Your task
What is the number of lines in the data holding the word "term"? Give that number by itself.

════

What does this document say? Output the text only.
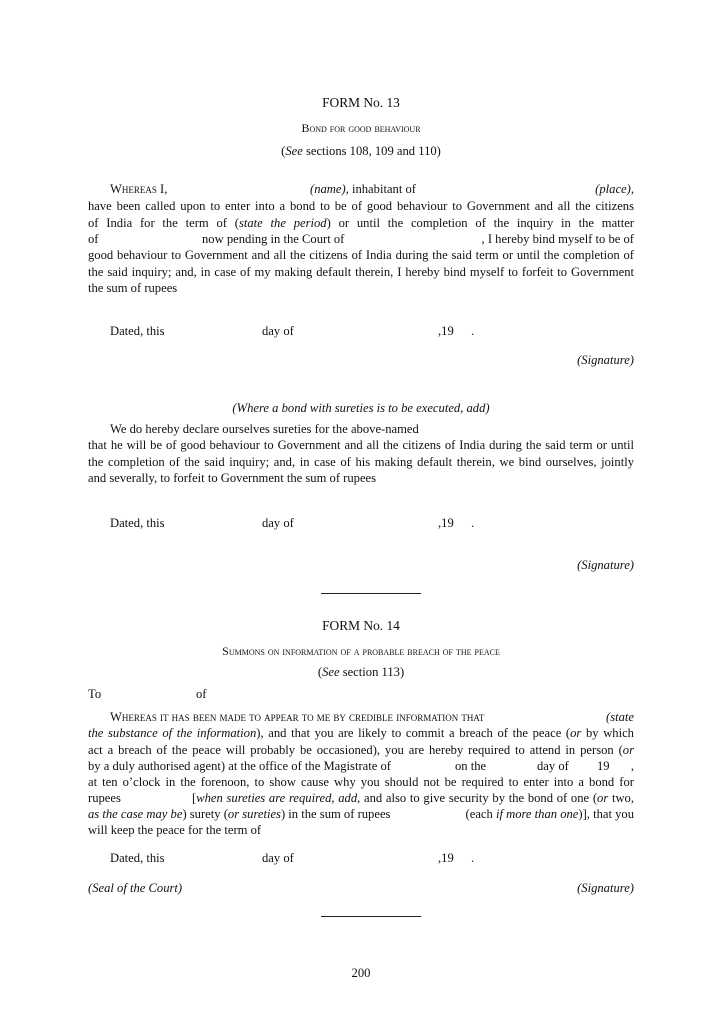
FORM No. 13
Bond for good behaviour
(See sections 108, 109 and 110)
Whereas I,	(name), inhabitant of	(place),
have been called upon to enter into a bond to be of good behaviour to Government and all the citizens
of India for the term of (state the period) or until the completion of the inquiry in the matter
of	now pending in the Court of	, I hereby bind myself to be of
good behaviour to Government and all the citizens of India during the said term or until the completion of
the said inquiry; and, in case of my making default therein, I hereby bind myself to forfeit to Government
the sum of rupees
Dated, this	day of	,19 .
(Signature)
(Where a bond with sureties is to be executed, add)
We do hereby declare ourselves sureties for the above-named
that he will be of good behaviour to Government and all the citizens of India during the said term or until
the completion of the said inquiry; and, in case of his making default therein, we bind ourselves, jointly
and severally, to forfeit to Government the sum of rupees
Dated, this	day of	,19 .
(Signature)
FORM No. 14
Summons on information of a probable breach of the peace
(See section 113)
To	of
Whereas it has been made to appear to me by credible information that	(state
the substance of the information), and that you are likely to commit a breach of the peace (or by which
act a breach of the peace will probably be occasioned), you are hereby required to attend in person (or
by a duly authorised agent) at the office of the Magistrate of	on the	day of 19 ,
at ten o’clock in the forenoon, to show cause why you should not be required to enter into a bond for
rupees	[when sureties are required, add, and also to give security by the bond of one (or two,
as the case may be) surety (or sureties) in the sum of rupees	(each if more than one)], that you
will keep the peace for the term of
Dated, this	day of	,19 .
(Seal of the Court)	(Signature)
200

════

Answer in full
4